_TEXT EXCERPT_.
# # # #
Mike Lee opposes new pandemic aid package for airlines

(Rick Bowmer | AP file photo) Delta passengers wait to board their flight in the new terminal at the Salt Lake City International Airport on Sept. 15, 2020. Sen. Mike Lee opposes a new stand-alone relief bill for airlines.

Utah Sen. Mike Lee is trying to prevent the take-off of another round of relief for airlines, which say they will need to lay off tens of thousands of employees without it.

That comes after President Donald Trump earlier this week tweeted that he would be willing to sign a $25 billion stand-alone aid package for airlines as soon as Congress gives him one.

But Lee, who is chairman of the Joint Economic Committee, joined Sen. Pat Toomey, R-Pa., in a statement saying that an airline-only aid bill would be inappropriate. Instead of seeking grants, they urged airlines instead to seek loans made available by earlier relief packages.

“Rather than collect another round of grant funding, airlines should start (or in some cases continue to) take advantage of the low-interest, long-term loans from the federal government under the CARES Act,” the senators wrote. “The favorable terms of these loans will make it possible for the airlines to repay the taxpayers once air travel picks back up.”

Lee and Toomey said taxpayers have spent $25 billion covering the payroll of passenger airlines during the pandemic.

“No other Fortune 500 companies — including restaurant groups, transportation firms, hotel chains, or entertainment businesses — have received taxpayer-funded grants,” they wrote. “The excess capacity of the airline sector will not be resolved in the near future and continuing to force the entire payroll obligation onto the taxpayers is not sustainable.”

The senators added that no one wants to see layoffs, but they say they have a responsibility to ensure that taxes are used responsibly.

“Consideration of legislation providing grants to the airlines should not happen unless there are adequate protections for taxpayers and the opportunity to offer related amendments” that could help other industries, Lee and Toomey wrote.
# # # #
Source data:

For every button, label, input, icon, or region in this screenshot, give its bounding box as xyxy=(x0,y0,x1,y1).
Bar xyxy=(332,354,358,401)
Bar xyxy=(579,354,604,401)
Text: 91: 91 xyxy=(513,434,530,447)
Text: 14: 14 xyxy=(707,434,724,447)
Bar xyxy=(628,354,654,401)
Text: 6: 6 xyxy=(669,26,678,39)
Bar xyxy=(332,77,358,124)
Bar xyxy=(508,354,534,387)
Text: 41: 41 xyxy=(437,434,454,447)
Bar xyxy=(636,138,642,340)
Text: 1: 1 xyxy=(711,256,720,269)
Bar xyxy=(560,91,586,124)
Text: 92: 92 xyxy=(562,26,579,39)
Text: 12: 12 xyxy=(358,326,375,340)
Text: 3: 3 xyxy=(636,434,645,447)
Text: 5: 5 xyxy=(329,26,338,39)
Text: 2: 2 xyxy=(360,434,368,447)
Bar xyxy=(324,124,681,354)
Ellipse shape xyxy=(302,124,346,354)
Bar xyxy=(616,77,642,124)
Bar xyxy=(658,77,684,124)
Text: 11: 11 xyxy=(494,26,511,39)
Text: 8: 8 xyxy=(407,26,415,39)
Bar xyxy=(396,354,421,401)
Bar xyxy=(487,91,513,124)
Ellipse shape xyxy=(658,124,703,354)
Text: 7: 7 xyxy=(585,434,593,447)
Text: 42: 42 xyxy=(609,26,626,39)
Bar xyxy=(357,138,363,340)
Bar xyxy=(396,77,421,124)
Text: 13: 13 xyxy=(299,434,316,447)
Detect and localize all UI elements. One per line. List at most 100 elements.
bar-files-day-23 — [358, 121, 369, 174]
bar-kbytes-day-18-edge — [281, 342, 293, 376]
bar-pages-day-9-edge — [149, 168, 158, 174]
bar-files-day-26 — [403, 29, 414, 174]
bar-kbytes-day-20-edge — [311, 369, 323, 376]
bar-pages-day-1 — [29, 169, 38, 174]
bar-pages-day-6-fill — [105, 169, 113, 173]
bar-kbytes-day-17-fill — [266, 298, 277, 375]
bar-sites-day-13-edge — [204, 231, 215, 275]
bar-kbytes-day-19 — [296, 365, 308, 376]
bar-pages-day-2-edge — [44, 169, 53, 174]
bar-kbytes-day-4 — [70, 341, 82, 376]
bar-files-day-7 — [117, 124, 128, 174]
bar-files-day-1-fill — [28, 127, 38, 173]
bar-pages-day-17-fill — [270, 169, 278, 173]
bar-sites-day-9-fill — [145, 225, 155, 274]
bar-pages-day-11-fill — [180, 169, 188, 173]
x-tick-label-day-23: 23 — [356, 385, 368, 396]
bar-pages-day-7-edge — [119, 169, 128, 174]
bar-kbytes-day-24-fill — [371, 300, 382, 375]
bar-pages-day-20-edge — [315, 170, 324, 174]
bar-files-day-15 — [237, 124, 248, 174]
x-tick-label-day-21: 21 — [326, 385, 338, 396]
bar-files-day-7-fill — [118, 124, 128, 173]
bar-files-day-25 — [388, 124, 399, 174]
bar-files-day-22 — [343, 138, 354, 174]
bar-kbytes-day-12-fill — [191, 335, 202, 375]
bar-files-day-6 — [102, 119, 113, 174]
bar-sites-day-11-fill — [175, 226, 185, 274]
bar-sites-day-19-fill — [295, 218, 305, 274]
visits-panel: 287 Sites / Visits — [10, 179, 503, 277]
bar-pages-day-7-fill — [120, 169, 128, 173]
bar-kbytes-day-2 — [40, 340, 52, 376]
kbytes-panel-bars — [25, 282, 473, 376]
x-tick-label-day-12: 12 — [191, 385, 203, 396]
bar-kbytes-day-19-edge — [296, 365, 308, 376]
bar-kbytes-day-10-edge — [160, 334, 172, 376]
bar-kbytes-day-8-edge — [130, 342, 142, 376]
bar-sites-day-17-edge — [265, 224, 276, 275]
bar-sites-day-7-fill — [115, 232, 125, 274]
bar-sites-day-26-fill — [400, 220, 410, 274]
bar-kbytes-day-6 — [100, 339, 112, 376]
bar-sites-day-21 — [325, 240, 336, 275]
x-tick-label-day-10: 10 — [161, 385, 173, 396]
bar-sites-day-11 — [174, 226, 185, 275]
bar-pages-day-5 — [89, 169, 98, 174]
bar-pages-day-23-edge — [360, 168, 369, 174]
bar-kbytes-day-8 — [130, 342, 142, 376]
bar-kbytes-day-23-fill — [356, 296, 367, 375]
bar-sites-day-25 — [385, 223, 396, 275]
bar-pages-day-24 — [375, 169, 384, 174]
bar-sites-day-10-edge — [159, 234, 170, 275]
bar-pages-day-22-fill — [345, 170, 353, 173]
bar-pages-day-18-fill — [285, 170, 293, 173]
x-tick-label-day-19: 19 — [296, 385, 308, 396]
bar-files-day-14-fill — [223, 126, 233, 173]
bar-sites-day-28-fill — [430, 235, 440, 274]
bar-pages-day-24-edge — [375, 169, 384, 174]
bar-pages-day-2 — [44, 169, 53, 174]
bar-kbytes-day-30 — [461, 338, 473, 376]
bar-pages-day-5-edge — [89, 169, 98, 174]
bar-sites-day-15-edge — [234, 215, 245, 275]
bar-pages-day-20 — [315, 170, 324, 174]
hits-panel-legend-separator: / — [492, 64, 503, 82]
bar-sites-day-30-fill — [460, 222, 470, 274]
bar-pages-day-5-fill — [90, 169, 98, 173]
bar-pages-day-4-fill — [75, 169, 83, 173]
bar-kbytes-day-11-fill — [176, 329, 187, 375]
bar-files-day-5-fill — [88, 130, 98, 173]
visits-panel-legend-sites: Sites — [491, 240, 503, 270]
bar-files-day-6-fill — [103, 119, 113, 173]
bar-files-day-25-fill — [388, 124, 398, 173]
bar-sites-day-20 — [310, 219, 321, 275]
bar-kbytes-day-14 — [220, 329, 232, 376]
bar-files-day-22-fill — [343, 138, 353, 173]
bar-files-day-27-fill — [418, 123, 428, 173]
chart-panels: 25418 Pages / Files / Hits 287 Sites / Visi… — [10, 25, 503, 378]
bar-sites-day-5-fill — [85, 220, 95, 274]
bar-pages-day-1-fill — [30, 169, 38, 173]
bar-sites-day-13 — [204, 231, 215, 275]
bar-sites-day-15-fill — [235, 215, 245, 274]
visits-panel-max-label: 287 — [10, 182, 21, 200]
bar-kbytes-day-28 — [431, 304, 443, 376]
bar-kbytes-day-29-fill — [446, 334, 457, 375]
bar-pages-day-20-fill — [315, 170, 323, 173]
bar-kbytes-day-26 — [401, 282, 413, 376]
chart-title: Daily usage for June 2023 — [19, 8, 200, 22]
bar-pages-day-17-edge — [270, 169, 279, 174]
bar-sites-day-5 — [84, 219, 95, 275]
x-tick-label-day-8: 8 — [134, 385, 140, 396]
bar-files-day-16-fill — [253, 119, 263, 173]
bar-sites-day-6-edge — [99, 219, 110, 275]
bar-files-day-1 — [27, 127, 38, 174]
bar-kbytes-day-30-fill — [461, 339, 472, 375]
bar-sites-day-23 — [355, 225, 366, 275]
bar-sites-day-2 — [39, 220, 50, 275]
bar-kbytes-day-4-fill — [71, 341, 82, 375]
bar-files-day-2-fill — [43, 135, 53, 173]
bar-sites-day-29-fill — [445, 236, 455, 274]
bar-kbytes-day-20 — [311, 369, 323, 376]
# # # #
_PROBLEM TO SOLVE_. Copy out the entire article above about Sen. Mike Lee opposing a new airline aid package, word for word from its headline to its final sentence.

_RESULT OF THIS TASK_.
Mike Lee opposes new pandemic aid package for airlines

(Rick Bowmer | AP file photo) Delta passengers wait to board their flight in the new terminal at the Salt Lake City International Airport on Sept. 15, 2020. Sen. Mike Lee opposes a new stand-alone relief bill for airlines.

Utah Sen. Mike Lee is trying to prevent the take-off of another round of relief for airlines, which say they will need to lay off tens of thousands of employees without it.

That comes after President Donald Trump earlier this week tweeted that he would be willing to sign a $25 billion stand-alone aid package for airlines as soon as Congress gives him one.

But Lee, who is chairman of the Joint Economic Committee, joined Sen. Pat Toomey, R-Pa., in a statement saying that an airline-only aid bill would be inappropriate. Instead of seeking grants, they urged airlines instead to seek loans made available by earlier relief packages.

“Rather than collect another round of grant funding, airlines should start (or in some cases continue to) take advantage of the low-interest, long-term loans from the federal government under the CARES Act,” the senators wrote. “The favorable terms of these loans will make it possible for the airlines to repay the taxpayers once air travel picks back up.”

Lee and Toomey said taxpayers have spent $25 billion covering the payroll of passenger airlines during the pandemic.

“No other Fortune 500 companies — including restaurant groups, transportation firms, hotel chains, or entertainment businesses — have received taxpayer-funded grants,” they wrote. “The excess capacity of the airline sector will not be resolved in the near future and continuing to force the entire payroll obligation onto the taxpayers is not sustainable.”

The senators added that no one wants to see layoffs, but they say they have a responsibility to ensure that taxes are used responsibly.

“Consideration of legislation providing grants to the airlines should not happen unless there are adequate protections for taxpayers and the opportunity to offer related amendments” that could help other industries, Lee and Toomey wrote.